Goal of the exercise — Copy the records below exactly as they appear.

Input material —
--- --- ---

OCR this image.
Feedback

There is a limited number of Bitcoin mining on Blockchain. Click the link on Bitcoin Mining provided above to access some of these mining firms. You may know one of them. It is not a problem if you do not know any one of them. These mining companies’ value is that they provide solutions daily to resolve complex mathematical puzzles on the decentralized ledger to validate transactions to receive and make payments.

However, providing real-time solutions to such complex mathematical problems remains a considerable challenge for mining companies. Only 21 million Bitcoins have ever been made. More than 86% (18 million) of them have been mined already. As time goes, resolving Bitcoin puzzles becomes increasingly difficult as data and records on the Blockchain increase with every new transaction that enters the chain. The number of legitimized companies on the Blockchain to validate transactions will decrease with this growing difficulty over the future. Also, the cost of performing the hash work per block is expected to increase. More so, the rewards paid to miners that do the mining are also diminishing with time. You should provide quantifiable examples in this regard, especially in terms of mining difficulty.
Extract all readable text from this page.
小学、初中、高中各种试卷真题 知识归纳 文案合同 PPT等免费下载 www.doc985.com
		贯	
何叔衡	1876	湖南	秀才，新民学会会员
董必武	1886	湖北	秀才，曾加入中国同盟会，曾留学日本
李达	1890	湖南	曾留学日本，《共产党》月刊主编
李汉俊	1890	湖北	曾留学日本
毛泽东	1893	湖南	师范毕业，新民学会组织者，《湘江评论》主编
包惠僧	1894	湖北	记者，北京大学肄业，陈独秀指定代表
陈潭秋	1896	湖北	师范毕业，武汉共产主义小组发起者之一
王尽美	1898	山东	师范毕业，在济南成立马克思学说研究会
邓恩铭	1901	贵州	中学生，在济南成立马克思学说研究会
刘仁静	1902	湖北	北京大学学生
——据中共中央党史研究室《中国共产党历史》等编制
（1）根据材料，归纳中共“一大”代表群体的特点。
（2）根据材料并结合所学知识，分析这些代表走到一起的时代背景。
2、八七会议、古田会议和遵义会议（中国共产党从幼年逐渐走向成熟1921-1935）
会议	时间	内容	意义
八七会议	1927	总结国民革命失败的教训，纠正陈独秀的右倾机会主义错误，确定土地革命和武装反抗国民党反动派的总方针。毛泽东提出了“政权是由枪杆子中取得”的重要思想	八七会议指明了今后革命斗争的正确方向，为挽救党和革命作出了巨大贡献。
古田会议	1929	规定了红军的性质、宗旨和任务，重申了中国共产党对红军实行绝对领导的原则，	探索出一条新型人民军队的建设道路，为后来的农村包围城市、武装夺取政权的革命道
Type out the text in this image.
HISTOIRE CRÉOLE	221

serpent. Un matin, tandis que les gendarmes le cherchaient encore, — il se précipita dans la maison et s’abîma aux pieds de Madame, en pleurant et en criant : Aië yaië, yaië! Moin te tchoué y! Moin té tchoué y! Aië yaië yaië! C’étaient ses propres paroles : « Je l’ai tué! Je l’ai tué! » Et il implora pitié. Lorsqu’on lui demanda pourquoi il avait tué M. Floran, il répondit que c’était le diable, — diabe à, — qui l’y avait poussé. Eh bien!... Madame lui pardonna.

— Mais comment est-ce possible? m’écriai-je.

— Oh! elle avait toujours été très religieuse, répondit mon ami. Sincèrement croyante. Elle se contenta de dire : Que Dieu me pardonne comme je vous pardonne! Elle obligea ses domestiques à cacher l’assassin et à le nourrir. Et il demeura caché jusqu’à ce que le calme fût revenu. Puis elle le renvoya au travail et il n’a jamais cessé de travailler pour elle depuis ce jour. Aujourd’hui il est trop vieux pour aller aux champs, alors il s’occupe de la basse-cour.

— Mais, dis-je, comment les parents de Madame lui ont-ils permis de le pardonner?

--- --- ---

Exercise result —
OCR this image.
Feedback

There is a limited number of Bitcoin mining on Blockchain. Click the link on Bitcoin Mining provided above to access some of these mining firms. You may know one of them. It is not a problem if you do not know any one of them. These mining companies’ value is that they provide solutions daily to resolve complex mathematical puzzles on the decentralized ledger to validate transactions to receive and make payments.

However, providing real-time solutions to such complex mathematical problems remains a considerable challenge for mining companies. Only 21 million Bitcoins have ever been made. More than 86% (18 million) of them have been mined already. As time goes, resolving Bitcoin puzzles becomes increasingly difficult as data and records on the Blockchain increase with every new transaction that enters the chain. The number of legitimized companies on the Blockchain to validate transactions will decrease with this growing difficulty over the future. Also, the cost of performing the hash work per block is expected to increase. More so, the rewards paid to miners that do the mining are also diminishing with time. You should provide quantifiable examples in this regard, especially in terms of mining difficulty.
Extract all readable text from this page.
小学、初中、高中各种试卷真题 知识归纳 文案合同 PPT等免费下载 www.doc985.com
		贯	
何叔衡	1876	湖南	秀才，新民学会会员
董必武	1886	湖北	秀才，曾加入中国同盟会，曾留学日本
李达	1890	湖南	曾留学日本，《共产党》月刊主编
李汉俊	1890	湖北	曾留学日本
毛泽东	1893	湖南	师范毕业，新民学会组织者，《湘江评论》主编
包惠僧	1894	湖北	记者，北京大学肄业，陈独秀指定代表
陈潭秋	1896	湖北	师范毕业，武汉共产主义小组发起者之一
王尽美	1898	山东	师范毕业，在济南成立马克思学说研究会
邓恩铭	1901	贵州	中学生，在济南成立马克思学说研究会
刘仁静	1902	湖北	北京大学学生
——据中共中央党史研究室《中国共产党历史》等编制
（1）根据材料，归纳中共“一大”代表群体的特点。
（2）根据材料并结合所学知识，分析这些代表走到一起的时代背景。
2、八七会议、古田会议和遵义会议（中国共产党从幼年逐渐走向成熟1921-1935）
会议	时间	内容	意义
八七会议	1927	总结国民革命失败的教训，纠正陈独秀的右倾机会主义错误，确定土地革命和武装反抗国民党反动派的总方针。毛泽东提出了“政权是由枪杆子中取得”的重要思想	八七会议指明了今后革命斗争的正确方向，为挽救党和革命作出了巨大贡献。
古田会议	1929	规定了红军的性质、宗旨和任务，重申了中国共产党对红军实行绝对领导的原则，	探索出一条新型人民军队的建设道路，为后来的农村包围城市、武装夺取政权的革命道
Type out the text in this image.
HISTOIRE CRÉOLE	221

serpent. Un matin, tandis que les gendarmes le cherchaient encore, — il se précipita dans la maison et s’abîma aux pieds de Madame, en pleurant et en criant : Aië yaië, yaië! Moin te tchoué y! Moin té tchoué y! Aië yaië yaië! C’étaient ses propres paroles : « Je l’ai tué! Je l’ai tué! » Et il implora pitié. Lorsqu’on lui demanda pourquoi il avait tué M. Floran, il répondit que c’était le diable, — diabe à, — qui l’y avait poussé. Eh bien!... Madame lui pardonna.

— Mais comment est-ce possible? m’écriai-je.

— Oh! elle avait toujours été très religieuse, répondit mon ami. Sincèrement croyante. Elle se contenta de dire : Que Dieu me pardonne comme je vous pardonne! Elle obligea ses domestiques à cacher l’assassin et à le nourrir. Et il demeura caché jusqu’à ce que le calme fût revenu. Puis elle le renvoya au travail et il n’a jamais cessé de travailler pour elle depuis ce jour. Aujourd’hui il est trop vieux pour aller aux champs, alors il s’occupe de la basse-cour.

— Mais, dis-je, comment les parents de Madame lui ont-ils permis de le pardonner?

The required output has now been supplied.